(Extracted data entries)

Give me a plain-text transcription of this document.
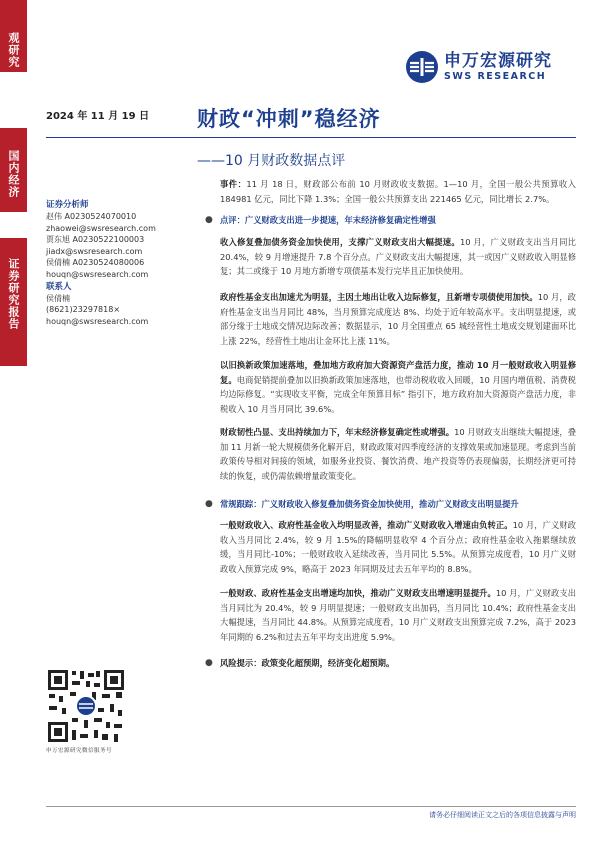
观研究
国内经济
证券研究报告
申万宏源研究
SWS RESEARCH
2024 年 11 月 19 日 财政“冲刺”稳经济
——10 月财政数据点评
证券分析师
赵伟 A0230524070010
zhaowei@swsresearch.com
贾东旭 A0230522100003
jiadx@swsresearch.com
侯倩楠 A0230524080006
houqn@swsresearch.com
联系人
侯倩楠
(8621)23297818×
houqn@swsresearch.com
申万宏源研究微信服务号
事件：11 月 18 日，财政部公布前 10 月财政收支数据。1—10 月，全国一般公共预算收入 184981 亿元，同比下降 1.3%；全国一般公共预算支出 221465 亿元，同比增长 2.7%。
● 点评：广义财政支出进一步提速，年末经济修复确定性增强
收入修复叠加债务资金加快使用，支撑广义财政支出大幅提速。10 月，广义财政支出当月同比 20.4%，较 9 月增速提升 7.8 个百分点。广义财政支出大幅提速，其一或因广义财政收入明显修复；其二或缘于 10 月地方新增专项债基本发行完毕且正加快使用。
政府性基金支出加速尤为明显，主因土地出让收入边际修复，且新增专项债使用加快。10 月，政府性基金支出当月同比 48%，当月预算完成度达 8%、均处于近年较高水平。支出明显提速，或部分缘于土地成交情况边际改善；数据显示，10 月全国重点 65 城经营性土地成交规划建面环比上涨 22%，经营性土地出让金环比上涨 11%。
以旧换新政策加速落地，叠加地方政府加大资源资产盘活力度，推动 10 月一般财政收入明显修复。电商促销提前叠加以旧换新政策加速落地，也带动税收收入回暖，10 月国内增值税、消费税均边际修复。“实现收支平衡，完成全年预算目标” 指引下，地方政府加大资源资产盘活力度，非税收入 10 月当月同比 39.6%。
财政韧性凸显、支出持续加力下，年末经济修复确定性或增强。10 月财政支出继续大幅提速，叠加 11 月新一轮大规模债务化解开启，财政政策对四季度经济的支撑效果或加速显现。考虑到当前政策传导相对间接的领域，如服务业投资、餐饮消费、地产投资等仍表现偏弱，长期经济更可持续的恢复，或仍需依赖增量政策变化。
● 常规跟踪：广义财政收入修复叠加债务资金加快使用，推动广义财政支出明显提升
一般财政收入、政府性基金收入均明显改善，推动广义财政收入增速由负转正。10 月，广义财政收入当月同比 2.4%，较 9 月 1.5%的降幅明显收窄 4 个百分点；政府性基金收入拖累继续放缓，当月同比-10%；一般财政收入延续改善，当月同比 5.5%。从预算完成度看，10 月广义财政收入预算完成 9%，略高于 2023 年同期及过去五年平均的 8.8%。
一般财政、政府性基金支出增速均加快，推动广义财政支出增速明显提升。10 月，广义财政支出当月同比为 20.4%，较 9 月明显提速；一般财政支出加码，当月同比 10.4%；政府性基金支出大幅提速，当月同比 44.8%。从预算完成度看，10 月广义财政支出预算完成 7.2%，高于 2023 年同期的 6.2%和过去五年平均支出进度 5.9%。
● 风险提示：政策变化超预期，经济变化超预期。
请务必仔细阅读正文之后的各项信息披露与声明
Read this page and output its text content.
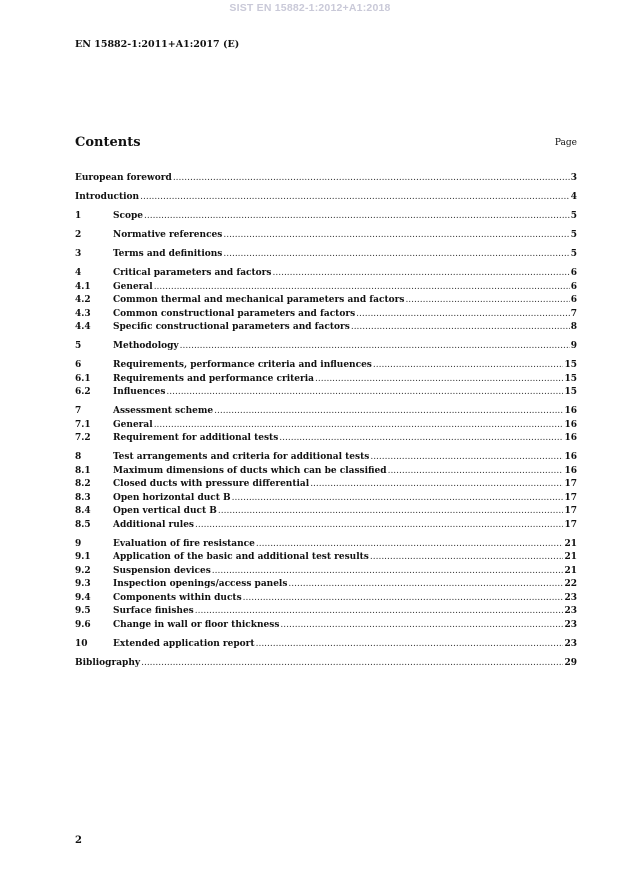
SIST EN 15882-1:2012+A1:2018
EN 15882-1:2011+A1:2017 (E)
Contents	Page
European foreword .....	3
Introduction .....	4
1	Scope .....	5
2	Normative references .....	5
3	Terms and definitions .....	5
4	Critical parameters and factors .....	6
4.1	General .....	6
4.2	Common thermal and mechanical parameters and factors .....	6
4.3	Common constructional parameters and factors .....	7
4.4	Specific constructional parameters and factors .....	8
5	Methodology .....	9
6	Requirements, performance criteria and influences .....	15
6.1	Requirements and performance criteria .....	15
6.2	Influences .....	15
7	Assessment scheme .....	16
7.1	General .....	16
7.2	Requirement for additional tests .....	16
8	Test arrangements and criteria for additional tests .....	16
8.1	Maximum dimensions of ducts which can be classified .....	16
8.2	Closed ducts with pressure differential .....	17
8.3	Open horizontal duct B .....	17
8.4	Open vertical duct B .....	17
8.5	Additional rules .....	17
9	Evaluation of fire resistance .....	21
9.1	Application of the basic and additional test results .....	21
9.2	Suspension devices .....	21
9.3	Inspection openings/access panels .....	22
9.4	Components within ducts .....	23
9.5	Surface finishes .....	23
9.6	Change in wall or floor thickness .....	23
10	Extended application report .....	23
Bibliography .....	29
2
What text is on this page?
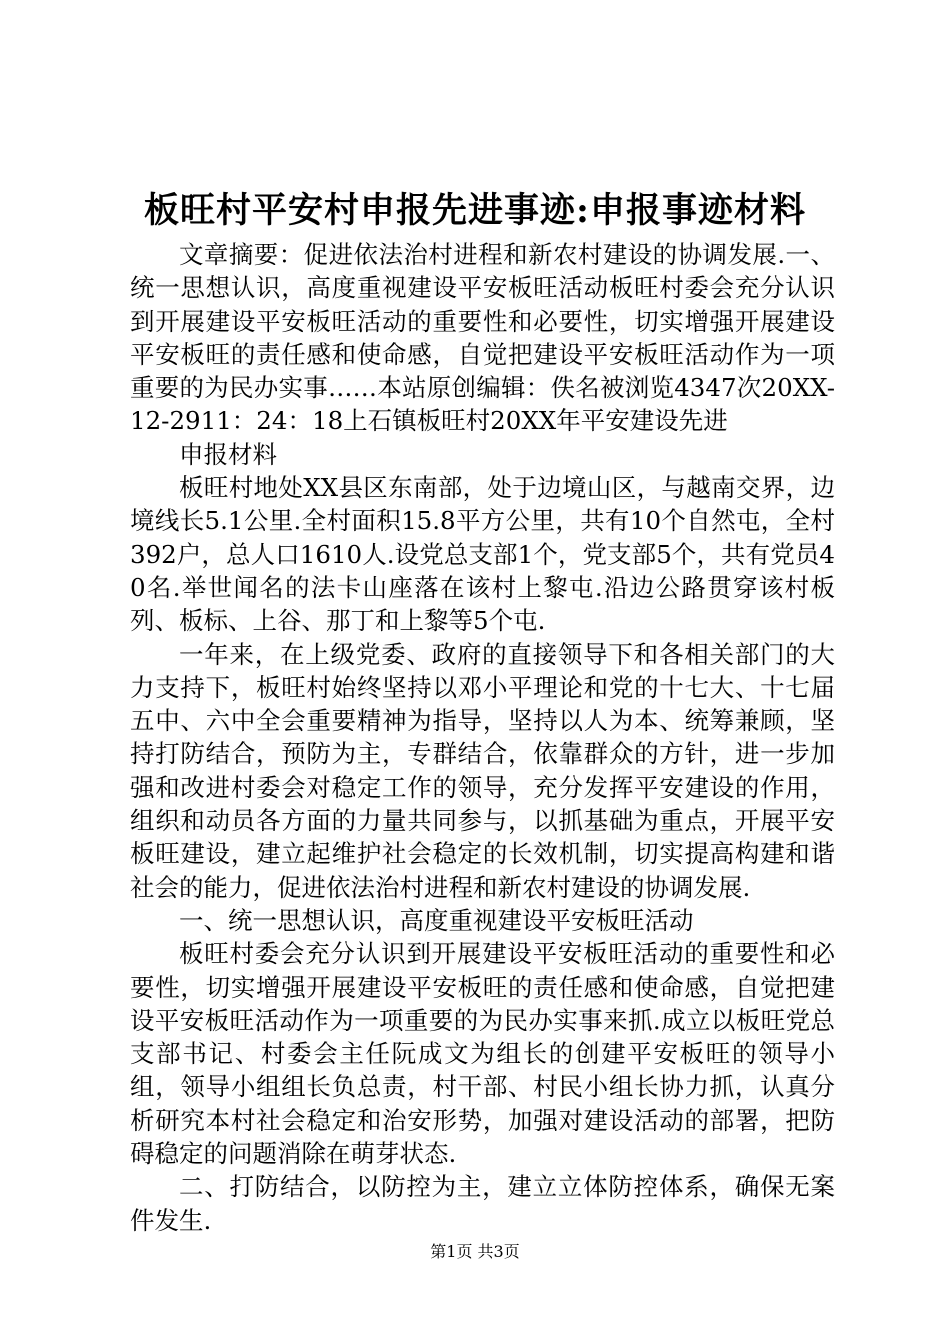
板旺村平安村申报先进事迹:申报事迹材料

文章摘要：促进依法治村进程和新农村建设的协调发展.一、统一思想认识，高度重视建设平安板旺活动板旺村委会充分认识到开展建设平安板旺活动的重要性和必要性，切实增强开展建设平安板旺的责任感和使命感，自觉把建设平安板旺活动作为一项重要的为民办实事……本站原创编辑：佚名被浏览4347次20XX-12-2911：24：18上石镇板旺村20XX年平安建设先进

申报材料

板旺村地处XX县区东南部，处于边境山区，与越南交界，边境线长5.1公里.全村面积15.8平方公里，共有10个自然屯，全村392户，总人口1610人.设党总支部1个，党支部5个，共有党员40名.举世闻名的法卡山座落在该村上黎屯.沿边公路贯穿该村板列、板标、上谷、那丁和上黎等5个屯.

一年来，在上级党委、政府的直接领导下和各相关部门的大力支持下，板旺村始终坚持以邓小平理论和党的十七大、十七届五中、六中全会重要精神为指导，坚持以人为本、统筹兼顾，坚持打防结合，预防为主，专群结合，依靠群众的方针，进一步加强和改进村委会对稳定工作的领导，充分发挥平安建设的作用，组织和动员各方面的力量共同参与，以抓基础为重点，开展平安板旺建设，建立起维护社会稳定的长效机制，切实提高构建和谐社会的能力，促进依法治村进程和新农村建设的协调发展.

一、统一思想认识，高度重视建设平安板旺活动

板旺村委会充分认识到开展建设平安板旺活动的重要性和必要性，切实增强开展建设平安板旺的责任感和使命感，自觉把建设平安板旺活动作为一项重要的为民办实事来抓.成立以板旺党总支部书记、村委会主任阮成文为组长的创建平安板旺的领导小组，领导小组组长负总责，村干部、村民小组长协力抓，认真分析研究本村社会稳定和治安形势，加强对建设活动的部署，把防碍稳定的问题消除在萌芽状态.

二、打防结合，以防控为主，建立立体防控体系，确保无案件发生.

第1页 共3页
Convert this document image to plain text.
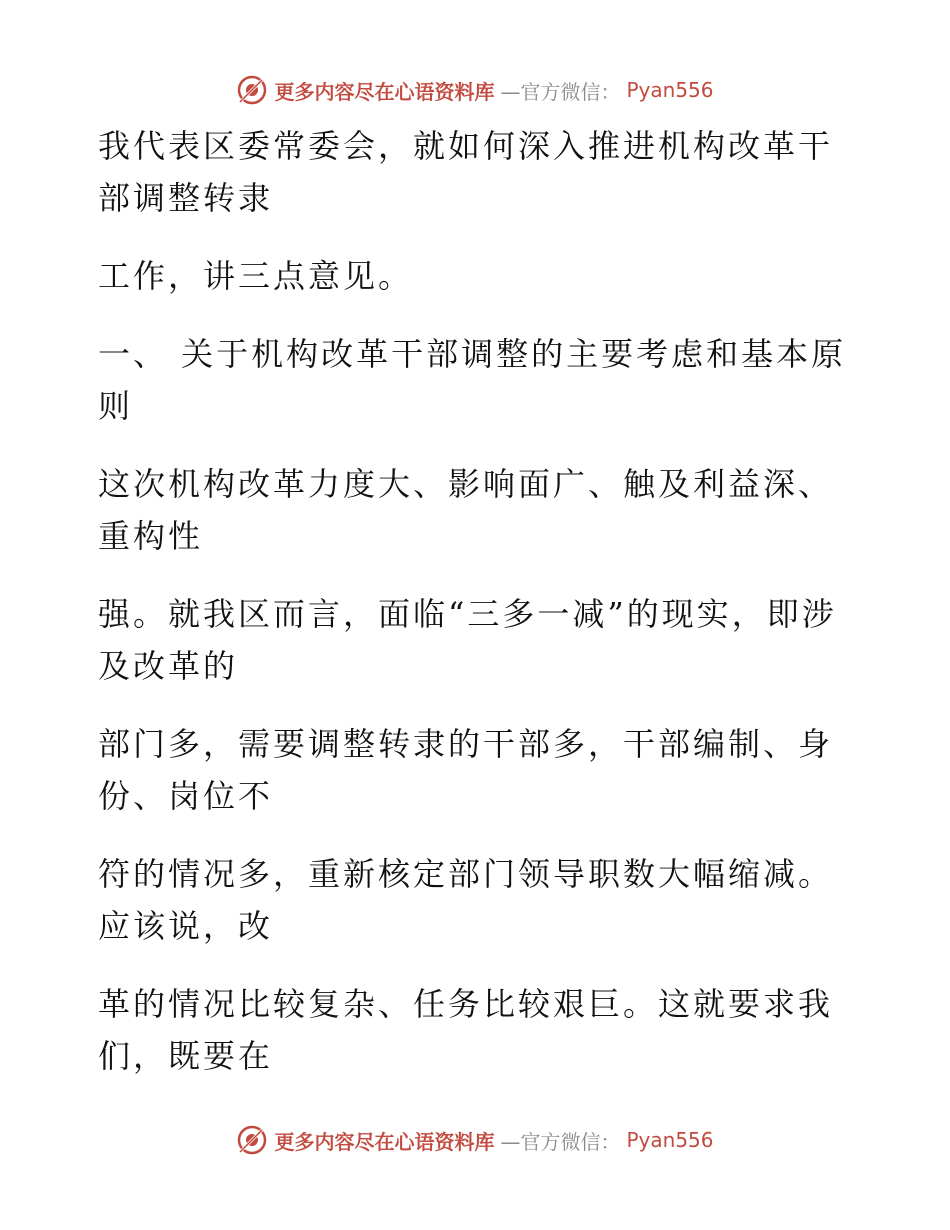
更多内容尽在心语资料库 —官方微信： Pyan556

我代表区委常委会，就如何深入推进机构改革干部调整转隶

工作，讲三点意见。

一、 关于机构改革干部调整的主要考虑和基本原则

这次机构改革力度大、影响面广、触及利益深、重构性

强。就我区而言，面临“三多一减”的现实，即涉及改革的

部门多，需要调整转隶的干部多，干部编制、身份、岗位不

符的情况多，重新核定部门领导职数大幅缩减。应该说，改

革的情况比较复杂、任务比较艰巨。这就要求我们，既要在

更多内容尽在心语资料库 —官方微信： Pyan556
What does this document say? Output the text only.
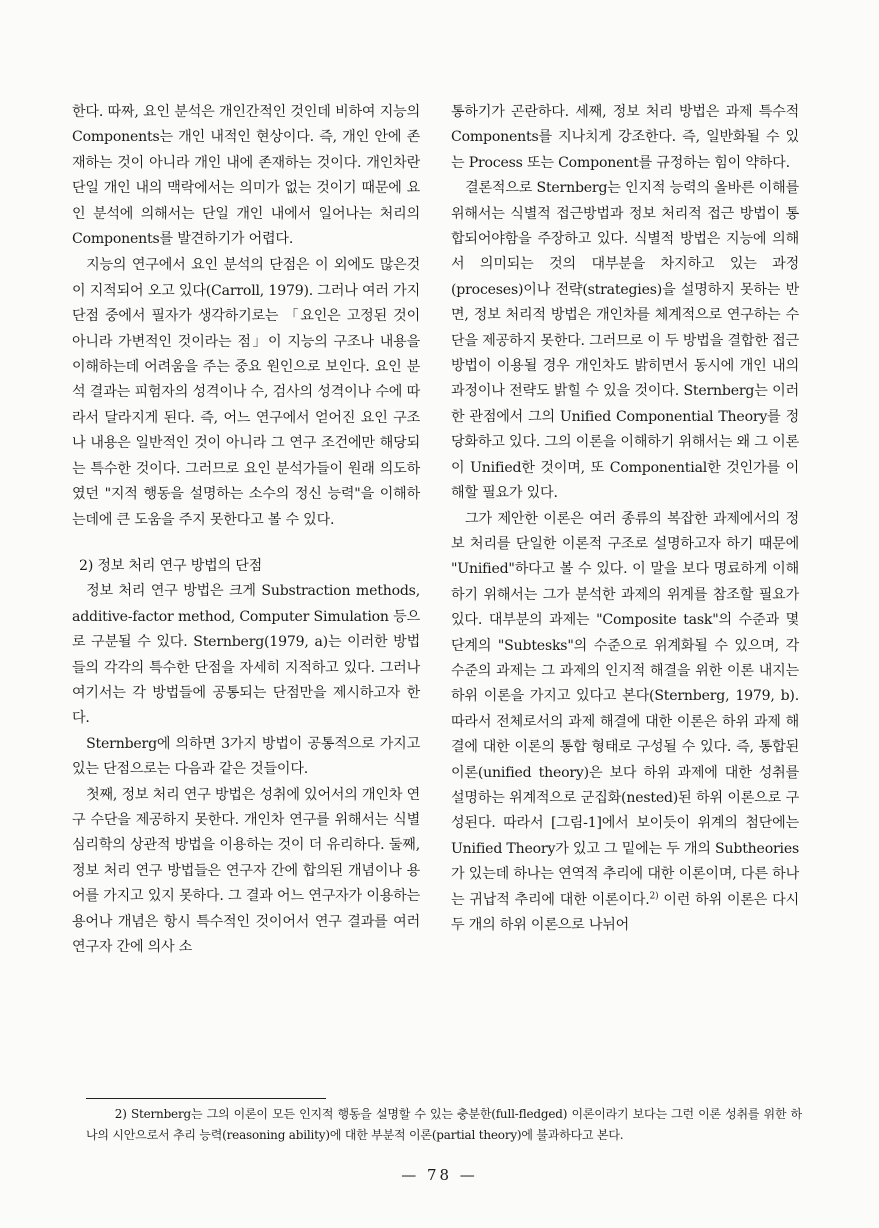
한다. 따짜, 요인 분석은 개인간적인 것인데 비하여 지능의 Components는 개인 내적인 현상이다. 즉, 개인 안에 존재하는 것이 아니라 개인 내에 존재하는 것이다. 개인차란 단일 개인 내의 맥락에서는 의미가 없는 것이기 때문에 요인 분석에 의해서는 단일 개인 내에서 일어나는 처리의 Components를 발견하기가 어렵다.

지능의 연구에서 요인 분석의 단점은 이 외에도 많은것이 지적되어 오고 있다(Carroll, 1979). 그러나 여러 가지 단점 중에서 필자가 생각하기로는 「요인은 고정된 것이 아니라 가변적인 것이라는 점」이 지능의 구조나 내용을 이해하는데 어려움을 주는 중요 원인으로 보인다. 요인 분석 결과는 피험자의 성격이나 수, 검사의 성격이나 수에 따라서 달라지게 된다. 즉, 어느 연구에서 얻어진 요인 구조나 내용은 일반적인 것이 아니라 그 연구 조건에만 해당되는 특수한 것이다. 그러므로 요인 분석가들이 원래 의도하였던 "지적 행동을 설명하는 소수의 정신 능력"을 이해하는데에 큰 도움을 주지 못한다고 볼 수 있다.

2) 정보 처리 연구 방법의 단점

정보 처리 연구 방법은 크게 Substraction methods, additive-factor method, Computer Simulation 등으로 구분될 수 있다. Sternberg(1979, a)는 이러한 방법들의 각각의 특수한 단점을 자세히 지적하고 있다. 그러나 여기서는 각 방법들에 공통되는 단점만을 제시하고자 한다.

Sternberg에 의하면 3가지 방법이 공통적으로 가지고 있는 단점으로는 다음과 같은 것들이다.

첫째, 정보 처리 연구 방법은 성취에 있어서의 개인차 연구 수단을 제공하지 못한다. 개인차 연구를 위해서는 식별심리학의 상관적 방법을 이용하는 것이 더 유리하다. 둘째, 정보 처리 연구 방법들은 연구자 간에 합의된 개념이나 용어를 가지고 있지 못하다. 그 결과 어느 연구자가 이용하는 용어나 개념은 항시 특수적인 것이어서 연구 결과를 여러 연구자 간에 의사 소

통하기가 곤란하다. 세째, 정보 처리 방법은 과제 특수적 Components를 지나치게 강조한다. 즉, 일반화될 수 있는 Process 또는 Component를 규정하는 힘이 약하다.

결론적으로 Sternberg는 인지적 능력의 올바른 이해를 위해서는 식별적 접근방법과 정보 처리적 접근 방법이 통합되어야함을 주장하고 있다. 식별적 방법은 지능에 의해서 의미되는 것의 대부분을 차지하고 있는 과정(proceses)이나 전략(strategies)을 설명하지 못하는 반면, 정보 처리적 방법은 개인차를 체계적으로 연구하는 수단을 제공하지 못한다. 그러므로 이 두 방법을 결합한 접근 방법이 이용될 경우 개인차도 밝히면서 동시에 개인 내의 과정이나 전략도 밝힐 수 있을 것이다. Sternberg는 이러한 관점에서 그의 Unified Componential Theory를 정당화하고 있다. 그의 이론을 이해하기 위해서는 왜 그 이론이 Unified한 것이며, 또 Componential한 것인가를 이해할 필요가 있다.

그가 제안한 이론은 여러 종류의 복잡한 과제에서의 정보 처리를 단일한 이론적 구조로 설명하고자 하기 때문에 "Unified"하다고 볼 수 있다. 이 말을 보다 명료하게 이해하기 위해서는 그가 분석한 과제의 위계를 참조할 필요가 있다. 대부분의 과제는 "Composite task"의 수준과 몇 단계의 "Subtesks"의 수준으로 위계화될 수 있으며, 각 수준의 과제는 그 과제의 인지적 해결을 위한 이론 내지는 하위 이론을 가지고 있다고 본다(Sternberg, 1979, b). 따라서 전체로서의 과제 해결에 대한 이론은 하위 과제 해결에 대한 이론의 통합 형태로 구성될 수 있다. 즉, 통합된 이론(unified theory)은 보다 하위 과제에 대한 성취를 설명하는 위계적으로 군집화(nested)된 하위 이론으로 구성된다. 따라서 [그림-1]에서 보이듯이 위계의 첨단에는 Unified Theory가 있고 그 밑에는 두 개의 Subtheories가 있는데 하나는 연역적 추리에 대한 이론이며, 다른 하나는 귀납적 추리에 대한 이론이다.$^{2)}$ 이런 하위 이론은 다시 두 개의 하위 이론으로 나뉘어

2) Sternberg는 그의 이론이 모든 인지적 행동을 설명할 수 있는 충분한(full-fledged) 이론이라기 보다는 그런 이론 성취를 위한 하나의 시안으로서 추리 능력(reasoning ability)에 대한 부분적 이론(partial theory)에 불과하다고 본다.
— 78 —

== What you need to do ==
Check each line above for the word "this" and copy the ones that have it.

== Reply ==
Give me a plain-text transcription of this document.
Read this page and output its text content.
What text is on this page?
Convert this document image to plain text.
What does this document say? Output the text only.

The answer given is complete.